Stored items
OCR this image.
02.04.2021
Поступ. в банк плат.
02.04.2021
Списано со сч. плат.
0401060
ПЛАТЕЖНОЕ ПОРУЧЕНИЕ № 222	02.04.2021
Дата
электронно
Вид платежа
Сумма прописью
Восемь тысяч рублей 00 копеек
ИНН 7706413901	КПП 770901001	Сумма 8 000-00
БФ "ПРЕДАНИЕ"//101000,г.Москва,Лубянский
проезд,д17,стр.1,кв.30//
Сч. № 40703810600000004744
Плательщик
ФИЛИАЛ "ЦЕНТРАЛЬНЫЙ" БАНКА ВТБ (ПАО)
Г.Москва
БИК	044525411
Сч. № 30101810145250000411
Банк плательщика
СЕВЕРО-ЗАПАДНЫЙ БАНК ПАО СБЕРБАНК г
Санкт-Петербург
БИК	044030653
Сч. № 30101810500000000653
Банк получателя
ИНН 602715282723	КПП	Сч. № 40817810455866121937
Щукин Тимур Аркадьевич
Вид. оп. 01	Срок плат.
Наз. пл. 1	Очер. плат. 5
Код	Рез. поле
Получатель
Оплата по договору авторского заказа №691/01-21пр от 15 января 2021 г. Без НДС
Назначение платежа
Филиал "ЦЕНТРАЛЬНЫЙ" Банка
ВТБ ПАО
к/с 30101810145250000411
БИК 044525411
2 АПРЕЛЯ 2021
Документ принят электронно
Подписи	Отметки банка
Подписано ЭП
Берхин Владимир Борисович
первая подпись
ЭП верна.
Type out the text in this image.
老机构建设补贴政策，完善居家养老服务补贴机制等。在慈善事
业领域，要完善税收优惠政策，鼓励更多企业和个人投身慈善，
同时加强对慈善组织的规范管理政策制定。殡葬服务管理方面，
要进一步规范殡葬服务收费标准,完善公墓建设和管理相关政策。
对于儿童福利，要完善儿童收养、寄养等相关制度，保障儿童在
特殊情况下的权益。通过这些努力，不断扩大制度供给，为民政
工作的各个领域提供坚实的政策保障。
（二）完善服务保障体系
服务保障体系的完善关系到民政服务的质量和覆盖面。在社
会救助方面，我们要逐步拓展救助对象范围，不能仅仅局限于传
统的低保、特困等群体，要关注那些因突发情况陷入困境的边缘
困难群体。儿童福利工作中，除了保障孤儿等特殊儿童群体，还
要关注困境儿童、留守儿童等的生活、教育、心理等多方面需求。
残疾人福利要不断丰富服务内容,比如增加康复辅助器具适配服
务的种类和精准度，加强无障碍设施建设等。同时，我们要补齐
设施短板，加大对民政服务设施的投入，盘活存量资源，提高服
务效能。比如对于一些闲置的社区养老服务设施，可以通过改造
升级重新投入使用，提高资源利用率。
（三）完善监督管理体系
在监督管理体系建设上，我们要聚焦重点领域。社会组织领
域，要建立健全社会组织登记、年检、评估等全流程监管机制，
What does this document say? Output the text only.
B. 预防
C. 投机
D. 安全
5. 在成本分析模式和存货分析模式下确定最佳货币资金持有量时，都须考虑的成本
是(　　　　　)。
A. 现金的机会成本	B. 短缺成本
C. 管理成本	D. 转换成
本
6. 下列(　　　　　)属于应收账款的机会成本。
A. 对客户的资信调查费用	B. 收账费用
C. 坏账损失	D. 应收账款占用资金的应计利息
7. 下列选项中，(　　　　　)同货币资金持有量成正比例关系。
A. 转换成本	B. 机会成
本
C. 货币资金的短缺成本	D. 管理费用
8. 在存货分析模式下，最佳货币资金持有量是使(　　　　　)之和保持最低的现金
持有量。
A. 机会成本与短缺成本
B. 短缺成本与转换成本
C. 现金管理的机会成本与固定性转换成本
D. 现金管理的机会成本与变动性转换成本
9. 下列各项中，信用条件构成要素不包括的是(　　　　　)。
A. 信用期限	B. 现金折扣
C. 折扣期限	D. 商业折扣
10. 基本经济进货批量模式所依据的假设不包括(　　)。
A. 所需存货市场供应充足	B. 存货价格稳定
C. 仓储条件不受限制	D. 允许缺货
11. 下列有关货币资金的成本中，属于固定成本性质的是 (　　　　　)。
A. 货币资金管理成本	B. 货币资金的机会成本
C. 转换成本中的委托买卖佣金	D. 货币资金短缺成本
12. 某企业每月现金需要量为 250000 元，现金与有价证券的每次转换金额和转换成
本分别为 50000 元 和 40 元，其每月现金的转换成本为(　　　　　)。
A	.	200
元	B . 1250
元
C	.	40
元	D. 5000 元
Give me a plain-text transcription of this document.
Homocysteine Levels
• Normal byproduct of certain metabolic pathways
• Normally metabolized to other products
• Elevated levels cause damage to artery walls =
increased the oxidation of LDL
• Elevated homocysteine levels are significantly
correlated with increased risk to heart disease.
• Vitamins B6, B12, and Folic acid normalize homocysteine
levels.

### Task objective
Reproduce each record shown above without altering a single word.

### Task response
OCR this image.
02.04.2021
Поступ. в банк плат.
02.04.2021
Списано со сч. плат.
0401060
ПЛАТЕЖНОЕ ПОРУЧЕНИЕ № 222	02.04.2021
Дата
электронно
Вид платежа
Сумма прописью
Восемь тысяч рублей 00 копеек
ИНН 7706413901	КПП 770901001	Сумма 8 000-00
БФ "ПРЕДАНИЕ"//101000,г.Москва,Лубянский
проезд,д17,стр.1,кв.30//
Сч. № 40703810600000004744
Плательщик
ФИЛИАЛ "ЦЕНТРАЛЬНЫЙ" БАНКА ВТБ (ПАО)
Г.Москва
БИК	044525411
Сч. № 30101810145250000411
Банк плательщика
СЕВЕРО-ЗАПАДНЫЙ БАНК ПАО СБЕРБАНК г
Санкт-Петербург
БИК	044030653
Сч. № 30101810500000000653
Банк получателя
ИНН 602715282723	КПП	Сч. № 40817810455866121937
Щукин Тимур Аркадьевич
Вид. оп. 01	Срок плат.
Наз. пл. 1	Очер. плат. 5
Код	Рез. поле
Получатель
Оплата по договору авторского заказа №691/01-21пр от 15 января 2021 г. Без НДС
Назначение платежа
Филиал "ЦЕНТРАЛЬНЫЙ" Банка
ВТБ ПАО
к/с 30101810145250000411
БИК 044525411
2 АПРЕЛЯ 2021
Документ принят электронно
Подписи	Отметки банка
Подписано ЭП
Берхин Владимир Борисович
первая подпись
ЭП верна.
Type out the text in this image.
老机构建设补贴政策，完善居家养老服务补贴机制等。在慈善事
业领域，要完善税收优惠政策，鼓励更多企业和个人投身慈善，
同时加强对慈善组织的规范管理政策制定。殡葬服务管理方面，
要进一步规范殡葬服务收费标准,完善公墓建设和管理相关政策。
对于儿童福利，要完善儿童收养、寄养等相关制度，保障儿童在
特殊情况下的权益。通过这些努力，不断扩大制度供给，为民政
工作的各个领域提供坚实的政策保障。
（二）完善服务保障体系
服务保障体系的完善关系到民政服务的质量和覆盖面。在社
会救助方面，我们要逐步拓展救助对象范围，不能仅仅局限于传
统的低保、特困等群体，要关注那些因突发情况陷入困境的边缘
困难群体。儿童福利工作中，除了保障孤儿等特殊儿童群体，还
要关注困境儿童、留守儿童等的生活、教育、心理等多方面需求。
残疾人福利要不断丰富服务内容,比如增加康复辅助器具适配服
务的种类和精准度，加强无障碍设施建设等。同时，我们要补齐
设施短板，加大对民政服务设施的投入，盘活存量资源，提高服
务效能。比如对于一些闲置的社区养老服务设施，可以通过改造
升级重新投入使用，提高资源利用率。
（三）完善监督管理体系
在监督管理体系建设上，我们要聚焦重点领域。社会组织领
域，要建立健全社会组织登记、年检、评估等全流程监管机制，
What does this document say? Output the text only.
B. 预防
C. 投机
D. 安全
5. 在成本分析模式和存货分析模式下确定最佳货币资金持有量时，都须考虑的成本
是(　　　　　)。
A. 现金的机会成本	B. 短缺成本
C. 管理成本	D. 转换成
本
6. 下列(　　　　　)属于应收账款的机会成本。
A. 对客户的资信调查费用	B. 收账费用
C. 坏账损失	D. 应收账款占用资金的应计利息
7. 下列选项中，(　　　　　)同货币资金持有量成正比例关系。
A. 转换成本	B. 机会成
本
C. 货币资金的短缺成本	D. 管理费用
8. 在存货分析模式下，最佳货币资金持有量是使(　　　　　)之和保持最低的现金
持有量。
A. 机会成本与短缺成本
B. 短缺成本与转换成本
C. 现金管理的机会成本与固定性转换成本
D. 现金管理的机会成本与变动性转换成本
9. 下列各项中，信用条件构成要素不包括的是(　　　　　)。
A. 信用期限	B. 现金折扣
C. 折扣期限	D. 商业折扣
10. 基本经济进货批量模式所依据的假设不包括(　　)。
A. 所需存货市场供应充足	B. 存货价格稳定
C. 仓储条件不受限制	D. 允许缺货
11. 下列有关货币资金的成本中，属于固定成本性质的是 (　　　　　)。
A. 货币资金管理成本	B. 货币资金的机会成本
C. 转换成本中的委托买卖佣金	D. 货币资金短缺成本
12. 某企业每月现金需要量为 250000 元，现金与有价证券的每次转换金额和转换成
本分别为 50000 元 和 40 元，其每月现金的转换成本为(　　　　　)。
A	.	200
元	B . 1250
元
C	.	40
元	D. 5000 元
Give me a plain-text transcription of this document.
Homocysteine Levels
• Normal byproduct of certain metabolic pathways
• Normally metabolized to other products
• Elevated levels cause damage to artery walls =
increased the oxidation of LDL
• Elevated homocysteine levels are significantly
correlated with increased risk to heart disease.
• Vitamins B6, B12, and Folic acid normalize homocysteine
levels.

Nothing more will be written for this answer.